- [WHAT YOU WILL DO]
Go through the entries below and retype them exactly, omitting each picture.

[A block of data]
▼
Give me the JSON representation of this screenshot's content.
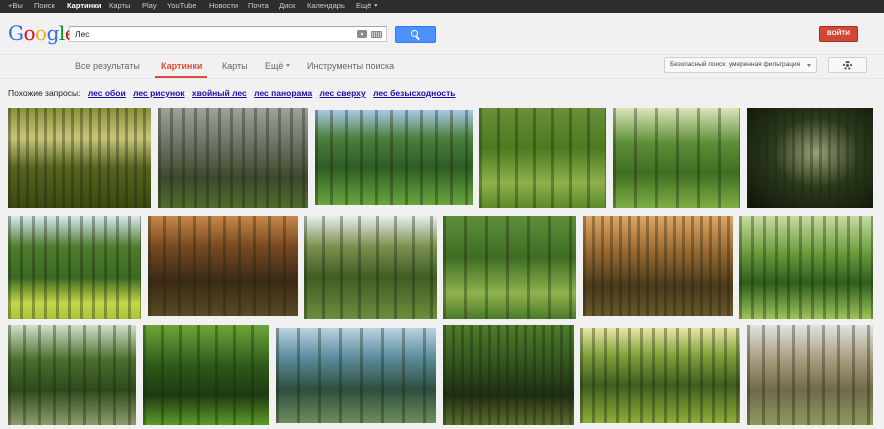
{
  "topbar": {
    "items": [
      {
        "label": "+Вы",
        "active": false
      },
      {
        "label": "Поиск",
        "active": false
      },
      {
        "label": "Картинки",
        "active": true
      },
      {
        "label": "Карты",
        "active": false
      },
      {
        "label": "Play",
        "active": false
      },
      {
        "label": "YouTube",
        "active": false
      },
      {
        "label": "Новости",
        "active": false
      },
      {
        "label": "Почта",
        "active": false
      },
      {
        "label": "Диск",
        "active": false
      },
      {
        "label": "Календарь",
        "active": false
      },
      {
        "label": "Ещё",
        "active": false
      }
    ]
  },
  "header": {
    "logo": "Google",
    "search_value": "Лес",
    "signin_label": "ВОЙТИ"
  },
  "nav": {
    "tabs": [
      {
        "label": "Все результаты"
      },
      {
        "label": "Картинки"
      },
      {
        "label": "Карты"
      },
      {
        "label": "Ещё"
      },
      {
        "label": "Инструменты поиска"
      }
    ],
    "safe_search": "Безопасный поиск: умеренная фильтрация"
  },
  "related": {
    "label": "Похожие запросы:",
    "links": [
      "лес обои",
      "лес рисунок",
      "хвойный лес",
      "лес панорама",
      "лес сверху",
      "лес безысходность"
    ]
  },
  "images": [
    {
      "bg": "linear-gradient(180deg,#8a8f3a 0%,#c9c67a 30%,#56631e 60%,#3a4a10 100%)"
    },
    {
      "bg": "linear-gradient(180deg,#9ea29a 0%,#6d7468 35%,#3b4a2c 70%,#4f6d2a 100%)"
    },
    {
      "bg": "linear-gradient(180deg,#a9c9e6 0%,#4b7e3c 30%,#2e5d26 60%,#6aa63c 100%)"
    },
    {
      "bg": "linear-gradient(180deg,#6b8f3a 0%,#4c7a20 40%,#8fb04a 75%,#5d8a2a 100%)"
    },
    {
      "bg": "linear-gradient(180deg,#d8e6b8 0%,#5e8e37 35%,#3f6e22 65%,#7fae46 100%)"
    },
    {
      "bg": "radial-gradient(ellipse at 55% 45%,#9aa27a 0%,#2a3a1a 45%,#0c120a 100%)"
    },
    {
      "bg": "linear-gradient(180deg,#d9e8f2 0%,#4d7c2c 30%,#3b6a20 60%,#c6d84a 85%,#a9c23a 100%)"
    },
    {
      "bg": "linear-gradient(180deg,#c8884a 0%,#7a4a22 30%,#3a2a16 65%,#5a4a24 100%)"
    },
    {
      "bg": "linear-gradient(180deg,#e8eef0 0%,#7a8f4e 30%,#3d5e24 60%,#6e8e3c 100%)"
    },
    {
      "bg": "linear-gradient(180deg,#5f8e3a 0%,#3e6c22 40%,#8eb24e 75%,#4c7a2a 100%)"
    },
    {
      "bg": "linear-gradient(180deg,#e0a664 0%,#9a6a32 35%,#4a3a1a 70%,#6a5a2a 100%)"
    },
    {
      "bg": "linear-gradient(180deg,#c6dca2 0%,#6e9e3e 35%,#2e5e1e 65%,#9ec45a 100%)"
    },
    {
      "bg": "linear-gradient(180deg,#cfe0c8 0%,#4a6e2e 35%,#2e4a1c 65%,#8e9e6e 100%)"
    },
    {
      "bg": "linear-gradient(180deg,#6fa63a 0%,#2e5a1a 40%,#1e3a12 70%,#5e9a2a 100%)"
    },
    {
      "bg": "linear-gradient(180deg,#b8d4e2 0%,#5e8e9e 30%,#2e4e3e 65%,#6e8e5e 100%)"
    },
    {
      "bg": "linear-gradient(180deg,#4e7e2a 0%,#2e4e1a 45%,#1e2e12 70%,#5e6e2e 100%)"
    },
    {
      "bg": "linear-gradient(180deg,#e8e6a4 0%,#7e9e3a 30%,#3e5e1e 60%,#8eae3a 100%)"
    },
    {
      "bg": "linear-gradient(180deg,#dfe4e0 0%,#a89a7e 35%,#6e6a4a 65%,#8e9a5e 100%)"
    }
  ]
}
▲
- [OUTPUT BELOW]
Give me the JSON representation of this screenshot's content.
{
  "topbar": {
    "items": [
      {
        "label": "+Вы",
        "active": false
      },
      {
        "label": "Поиск",
        "active": false
      },
      {
        "label": "Картинки",
        "active": true
      },
      {
        "label": "Карты",
        "active": false
      },
      {
        "label": "Play",
        "active": false
      },
      {
        "label": "YouTube",
        "active": false
      },
      {
        "label": "Новости",
        "active": false
      },
      {
        "label": "Почта",
        "active": false
      },
      {
        "label": "Диск",
        "active": false
      },
      {
        "label": "Календарь",
        "active": false
      },
      {
        "label": "Ещё",
        "active": false
      }
    ]
  },
  "header": {
    "logo": "Google",
    "search_value": "Лес",
    "signin_label": "ВОЙТИ"
  },
  "nav": {
    "tabs": [
      {
        "label": "Все результаты"
      },
      {
        "label": "Картинки"
      },
      {
        "label": "Карты"
      },
      {
        "label": "Ещё"
      },
      {
        "label": "Инструменты поиска"
      }
    ],
    "safe_search": "Безопасный поиск: умеренная фильтрация"
  },
  "related": {
    "label": "Похожие запросы:",
    "links": [
      "лес обои",
      "лес рисунок",
      "хвойный лес",
      "лес панорама",
      "лес сверху",
      "лес безысходность"
    ]
  },
  "images": [
    {
      "bg": "linear-gradient(180deg,#8a8f3a 0%,#c9c67a 30%,#56631e 60%,#3a4a10 100%)"
    },
    {
      "bg": "linear-gradient(180deg,#9ea29a 0%,#6d7468 35%,#3b4a2c 70%,#4f6d2a 100%)"
    },
    {
      "bg": "linear-gradient(180deg,#a9c9e6 0%,#4b7e3c 30%,#2e5d26 60%,#6aa63c 100%)"
    },
    {
      "bg": "linear-gradient(180deg,#6b8f3a 0%,#4c7a20 40%,#8fb04a 75%,#5d8a2a 100%)"
    },
    {
      "bg": "linear-gradient(180deg,#d8e6b8 0%,#5e8e37 35%,#3f6e22 65%,#7fae46 100%)"
    },
    {
      "bg": "radial-gradient(ellipse at 55% 45%,#9aa27a 0%,#2a3a1a 45%,#0c120a 100%)"
    },
    {
      "bg": "linear-gradient(180deg,#d9e8f2 0%,#4d7c2c 30%,#3b6a20 60%,#c6d84a 85%,#a9c23a 100%)"
    },
    {
      "bg": "linear-gradient(180deg,#c8884a 0%,#7a4a22 30%,#3a2a16 65%,#5a4a24 100%)"
    },
    {
      "bg": "linear-gradient(180deg,#e8eef0 0%,#7a8f4e 30%,#3d5e24 60%,#6e8e3c 100%)"
    },
    {
      "bg": "linear-gradient(180deg,#5f8e3a 0%,#3e6c22 40%,#8eb24e 75%,#4c7a2a 100%)"
    },
    {
      "bg": "linear-gradient(180deg,#e0a664 0%,#9a6a32 35%,#4a3a1a 70%,#6a5a2a 100%)"
    },
    {
      "bg": "linear-gradient(180deg,#c6dca2 0%,#6e9e3e 35%,#2e5e1e 65%,#9ec45a 100%)"
    },
    {
      "bg": "linear-gradient(180deg,#cfe0c8 0%,#4a6e2e 35%,#2e4a1c 65%,#8e9e6e 100%)"
    },
    {
      "bg": "linear-gradient(180deg,#6fa63a 0%,#2e5a1a 40%,#1e3a12 70%,#5e9a2a 100%)"
    },
    {
      "bg": "linear-gradient(180deg,#b8d4e2 0%,#5e8e9e 30%,#2e4e3e 65%,#6e8e5e 100%)"
    },
    {
      "bg": "linear-gradient(180deg,#4e7e2a 0%,#2e4e1a 45%,#1e2e12 70%,#5e6e2e 100%)"
    },
    {
      "bg": "linear-gradient(180deg,#e8e6a4 0%,#7e9e3a 30%,#3e5e1e 60%,#8eae3a 100%)"
    },
    {
      "bg": "linear-gradient(180deg,#dfe4e0 0%,#a89a7e 35%,#6e6a4a 65%,#8e9a5e 100%)"
    }
  ]
}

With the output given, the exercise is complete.